**Exercise brief**
Reply with one number: the count of lines in the listing that contain the string "this".

>> begin Records for the task

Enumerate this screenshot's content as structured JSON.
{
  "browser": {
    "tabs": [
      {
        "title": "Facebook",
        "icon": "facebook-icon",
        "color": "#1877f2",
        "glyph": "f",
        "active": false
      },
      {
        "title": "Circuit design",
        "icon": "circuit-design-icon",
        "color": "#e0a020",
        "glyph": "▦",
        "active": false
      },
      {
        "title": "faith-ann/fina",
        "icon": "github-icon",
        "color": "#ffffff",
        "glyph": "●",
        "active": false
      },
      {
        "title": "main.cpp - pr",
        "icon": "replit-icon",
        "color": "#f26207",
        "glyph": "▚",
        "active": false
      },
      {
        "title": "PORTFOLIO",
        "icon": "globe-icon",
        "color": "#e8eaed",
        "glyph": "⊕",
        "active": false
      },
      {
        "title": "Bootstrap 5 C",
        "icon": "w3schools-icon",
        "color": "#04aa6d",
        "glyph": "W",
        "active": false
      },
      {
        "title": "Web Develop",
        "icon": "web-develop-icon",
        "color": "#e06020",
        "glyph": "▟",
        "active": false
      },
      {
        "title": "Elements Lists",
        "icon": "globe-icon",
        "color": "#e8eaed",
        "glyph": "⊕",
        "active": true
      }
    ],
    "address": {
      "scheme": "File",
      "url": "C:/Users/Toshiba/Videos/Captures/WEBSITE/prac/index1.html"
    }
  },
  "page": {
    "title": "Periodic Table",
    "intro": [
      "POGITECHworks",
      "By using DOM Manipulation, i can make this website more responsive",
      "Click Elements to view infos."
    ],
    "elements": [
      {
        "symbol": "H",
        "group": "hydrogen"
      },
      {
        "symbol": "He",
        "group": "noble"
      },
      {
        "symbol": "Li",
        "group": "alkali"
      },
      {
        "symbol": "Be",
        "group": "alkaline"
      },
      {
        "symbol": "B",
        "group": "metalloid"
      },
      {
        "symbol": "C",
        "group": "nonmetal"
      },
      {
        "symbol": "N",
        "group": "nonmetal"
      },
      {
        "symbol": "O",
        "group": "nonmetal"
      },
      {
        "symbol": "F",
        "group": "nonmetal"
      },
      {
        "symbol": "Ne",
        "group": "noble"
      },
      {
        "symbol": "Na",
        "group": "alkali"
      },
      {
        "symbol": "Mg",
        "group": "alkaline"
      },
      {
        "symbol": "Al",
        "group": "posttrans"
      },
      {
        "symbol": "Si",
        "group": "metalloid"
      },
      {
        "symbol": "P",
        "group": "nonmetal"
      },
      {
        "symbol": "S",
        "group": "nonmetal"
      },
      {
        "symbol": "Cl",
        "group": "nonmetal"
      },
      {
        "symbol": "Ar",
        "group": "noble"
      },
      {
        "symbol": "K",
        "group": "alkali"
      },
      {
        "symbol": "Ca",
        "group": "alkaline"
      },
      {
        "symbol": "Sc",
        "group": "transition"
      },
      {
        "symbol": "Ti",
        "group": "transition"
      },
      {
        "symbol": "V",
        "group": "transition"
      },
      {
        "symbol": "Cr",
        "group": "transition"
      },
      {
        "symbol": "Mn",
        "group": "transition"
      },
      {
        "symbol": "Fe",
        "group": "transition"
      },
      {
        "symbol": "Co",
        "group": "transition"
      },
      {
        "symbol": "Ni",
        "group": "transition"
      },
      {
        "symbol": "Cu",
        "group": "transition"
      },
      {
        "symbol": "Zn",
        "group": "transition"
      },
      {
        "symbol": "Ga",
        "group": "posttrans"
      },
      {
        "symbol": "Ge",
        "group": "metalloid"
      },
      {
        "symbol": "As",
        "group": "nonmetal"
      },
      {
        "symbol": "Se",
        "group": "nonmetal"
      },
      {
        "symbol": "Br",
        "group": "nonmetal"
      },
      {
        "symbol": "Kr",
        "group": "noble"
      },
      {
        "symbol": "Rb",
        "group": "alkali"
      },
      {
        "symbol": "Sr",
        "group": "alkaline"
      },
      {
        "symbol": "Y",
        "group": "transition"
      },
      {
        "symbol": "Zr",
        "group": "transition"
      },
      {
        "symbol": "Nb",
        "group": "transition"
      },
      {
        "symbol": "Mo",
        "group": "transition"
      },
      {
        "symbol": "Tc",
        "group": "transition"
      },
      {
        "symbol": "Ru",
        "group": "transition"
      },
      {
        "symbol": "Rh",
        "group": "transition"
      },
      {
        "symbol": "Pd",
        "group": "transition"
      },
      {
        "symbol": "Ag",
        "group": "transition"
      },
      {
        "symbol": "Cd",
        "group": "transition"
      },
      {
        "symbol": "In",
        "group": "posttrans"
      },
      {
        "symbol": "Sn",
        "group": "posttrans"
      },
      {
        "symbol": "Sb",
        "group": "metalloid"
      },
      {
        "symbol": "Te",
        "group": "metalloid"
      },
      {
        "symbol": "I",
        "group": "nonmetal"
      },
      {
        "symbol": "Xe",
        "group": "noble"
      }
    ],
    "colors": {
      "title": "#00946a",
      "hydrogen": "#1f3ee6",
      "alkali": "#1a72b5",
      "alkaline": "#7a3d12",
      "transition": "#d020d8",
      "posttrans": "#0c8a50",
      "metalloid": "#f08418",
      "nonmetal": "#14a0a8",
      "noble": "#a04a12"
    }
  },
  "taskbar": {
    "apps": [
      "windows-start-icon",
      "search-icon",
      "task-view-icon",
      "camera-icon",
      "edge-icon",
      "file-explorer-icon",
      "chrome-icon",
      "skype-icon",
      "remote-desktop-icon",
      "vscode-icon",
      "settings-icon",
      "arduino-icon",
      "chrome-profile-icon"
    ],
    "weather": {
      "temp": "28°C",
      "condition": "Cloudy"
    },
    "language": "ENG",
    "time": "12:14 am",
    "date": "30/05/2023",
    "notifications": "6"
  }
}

>> end Records for the task

**Exercise output**
2